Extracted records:
· · · · · · ·

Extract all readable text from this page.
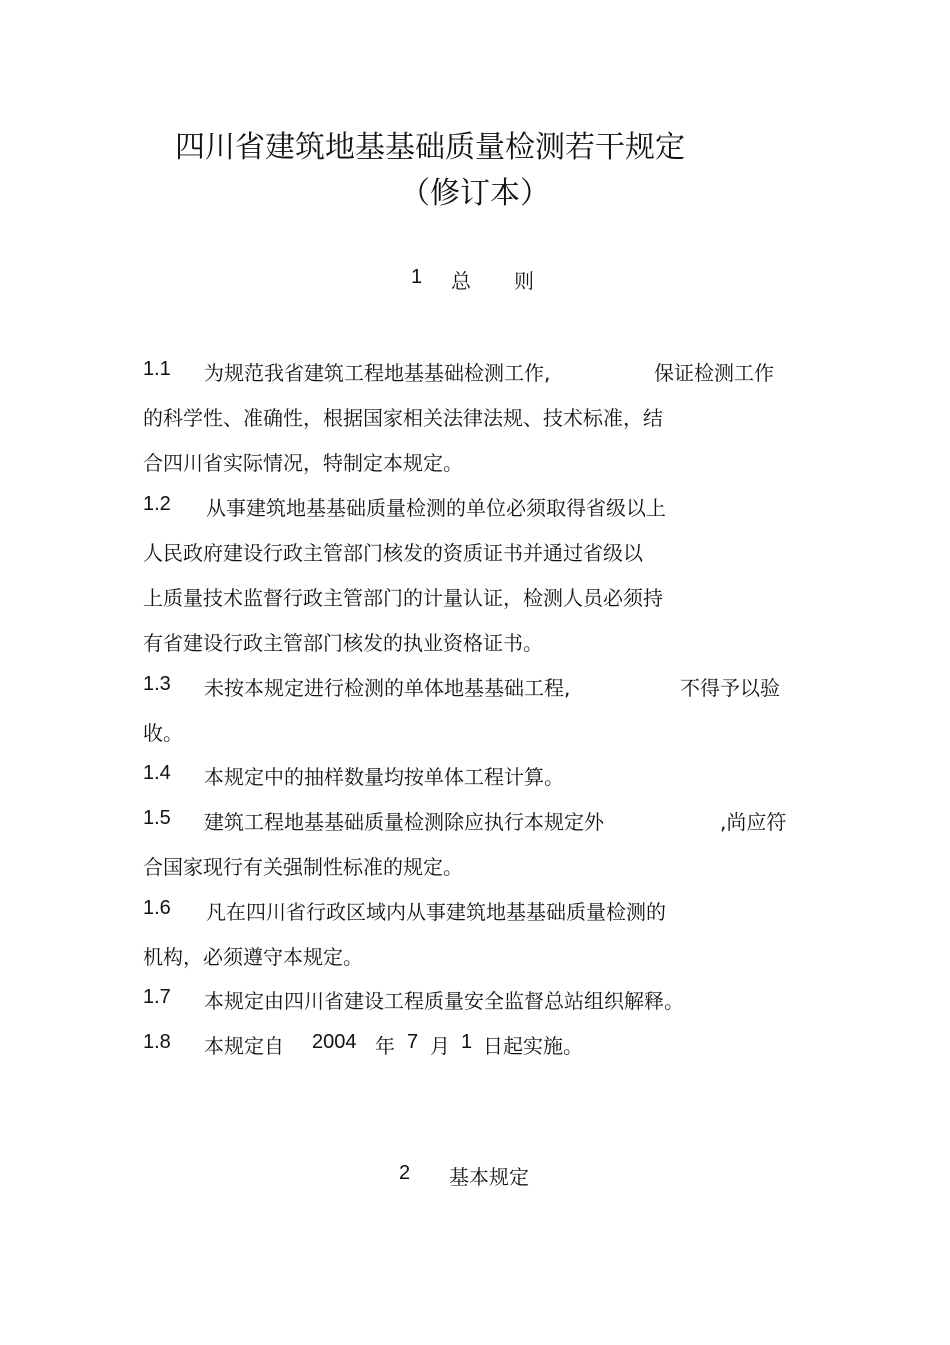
四川省建筑地基基础质量检测若干规定
（修订本）
1 总 则
1.1 为规范我省建筑工程地基基础检测工作,	保证检测工作
的科学性、准确性，根据国家相关法律法规、技术标准，结
合四川省实际情况，特制定本规定。
1.2 从事建筑地基基础质量检测的单位必须取得省级以上
人民政府建设行政主管部门核发的资质证书并通过省级以
上质量技术监督行政主管部门的计量认证，检测人员必须持
有省建设行政主管部门核发的执业资格证书。
1.3 未按本规定进行检测的单体地基基础工程,	不得予以验
收。
1.4 本规定中的抽样数量均按单体工程计算。
1.5 建筑工程地基基础质量检测除应执行本规定外	,尚应符
合国家现行有关强制性标准的规定。
1.6 凡在四川省行政区域内从事建筑地基基础质量检测的
机构，必须遵守本规定。
1.7 本规定由四川省建设工程质量安全监督总站组织解释。
1.8 本规定自 2004 年 7 月 1 日起实施。
2 基本规定
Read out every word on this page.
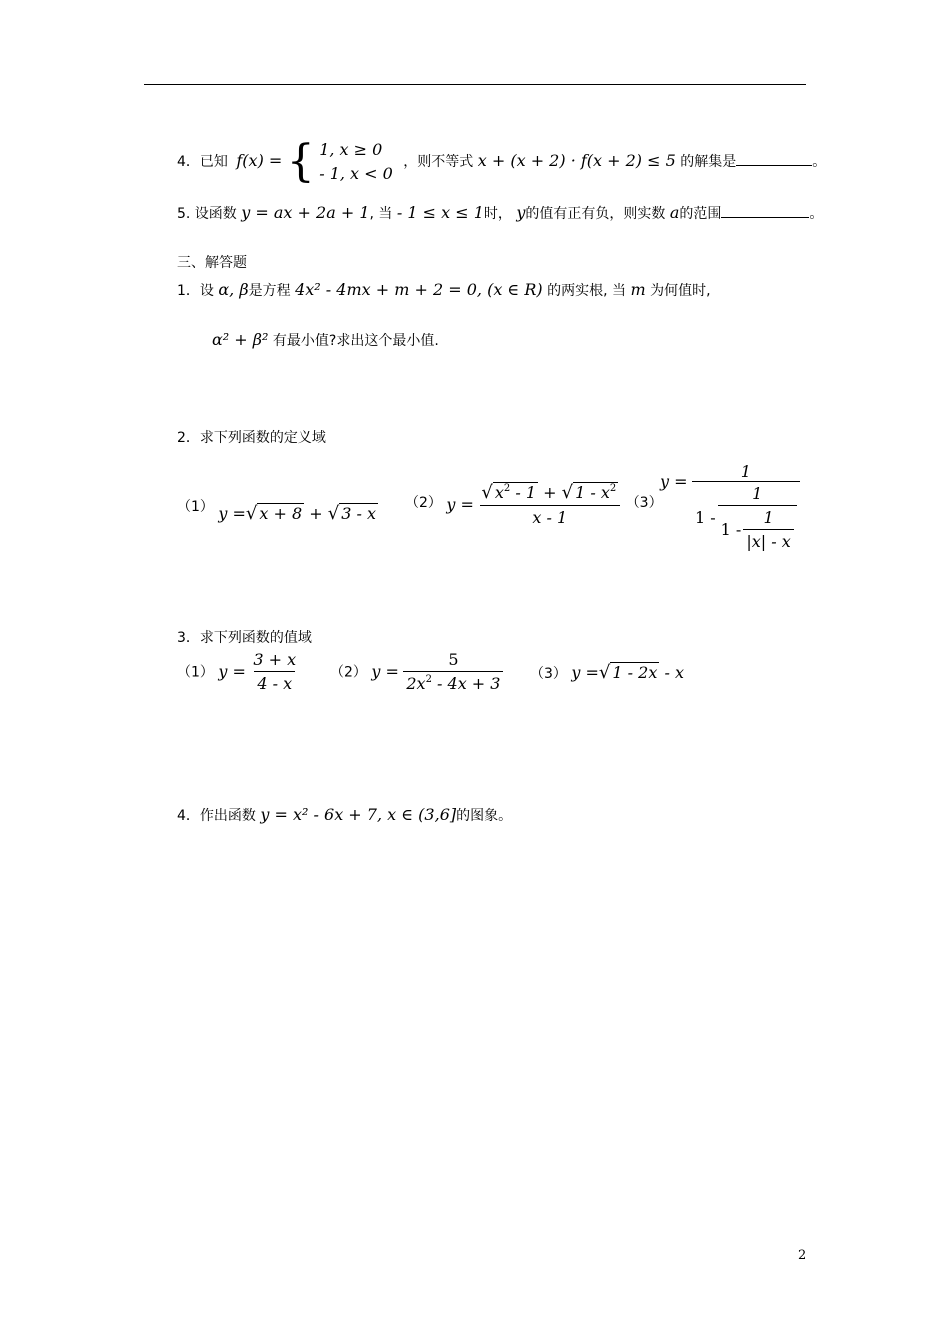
4．已知 f(x) = { 1, x ≥ 0
- 1, x < 0
，则不等式 x + (x + 2) · f(x + 2) ≤ 5 的解集是	。
5. 设函数 y = ax + 2a + 1, 当 - 1 ≤ x ≤ 1时， y的值有正有负，则实数 a的范围	。
三、解答题
1．设 α, β是方程 4x² - 4mx + m + 2 = 0, (x ∈ R) 的两实根, 当 m 为何值时,
α² + β² 有最小值?求出这个最小值.
2．求下列函数的定义域
（1） y =√ x + 8 + √ 3 - x
（2） $y = \frac{√ x^2 - 1 + √ 1 - x^2}{x - 1} (3)$
y =
1
$1 - \frac{1}{1 - \frac{1}{|x| - x}}$
3．求下列函数的值域
（1） $y = \frac{3 + x}{4 - x} (2) y = \frac{5}{2x^2 - 4x + 3} (3)$ y =√ 1 - 2x - x
4．作出函数 y = x² - 6x + 7, x ∈ (3,6]的图象。
2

· · · · · · ·

* _To be done_
Return the entries unchanged, save for the pictures, which do not belong in the copy.

* _Problem solution_
Extract all readable text from this page.
四川省建筑地基基础质量检测若干规定
（修订本）
1 总 则
1.1 为规范我省建筑工程地基基础检测工作,	保证检测工作
的科学性、准确性，根据国家相关法律法规、技术标准，结
合四川省实际情况，特制定本规定。
1.2 从事建筑地基基础质量检测的单位必须取得省级以上
人民政府建设行政主管部门核发的资质证书并通过省级以
上质量技术监督行政主管部门的计量认证，检测人员必须持
有省建设行政主管部门核发的执业资格证书。
1.3 未按本规定进行检测的单体地基基础工程,	不得予以验
收。
1.4 本规定中的抽样数量均按单体工程计算。
1.5 建筑工程地基基础质量检测除应执行本规定外	,尚应符
合国家现行有关强制性标准的规定。
1.6 凡在四川省行政区域内从事建筑地基基础质量检测的
机构，必须遵守本规定。
1.7 本规定由四川省建设工程质量安全监督总站组织解释。
1.8 本规定自 2004 年 7 月 1 日起实施。
2 基本规定
Read out every word on this page.
4．已知 f(x) = { 1, x ≥ 0
- 1, x < 0
，则不等式 x + (x + 2) · f(x + 2) ≤ 5 的解集是	。
5. 设函数 y = ax + 2a + 1, 当 - 1 ≤ x ≤ 1时， y的值有正有负，则实数 a的范围	。
三、解答题
1．设 α, β是方程 4x² - 4mx + m + 2 = 0, (x ∈ R) 的两实根, 当 m 为何值时,
α² + β² 有最小值?求出这个最小值.
2．求下列函数的定义域
（1） y =√ x + 8 + √ 3 - x
（2） $y = \frac{√ x^2 - 1 + √ 1 - x^2}{x - 1} (3)$
y =
1
$1 - \frac{1}{1 - \frac{1}{|x| - x}}$
3．求下列函数的值域
（1） $y = \frac{3 + x}{4 - x} (2) y = \frac{5}{2x^2 - 4x + 3} (3)$ y =√ 1 - 2x - x
4．作出函数 y = x² - 6x + 7, x ∈ (3,6]的图象。
2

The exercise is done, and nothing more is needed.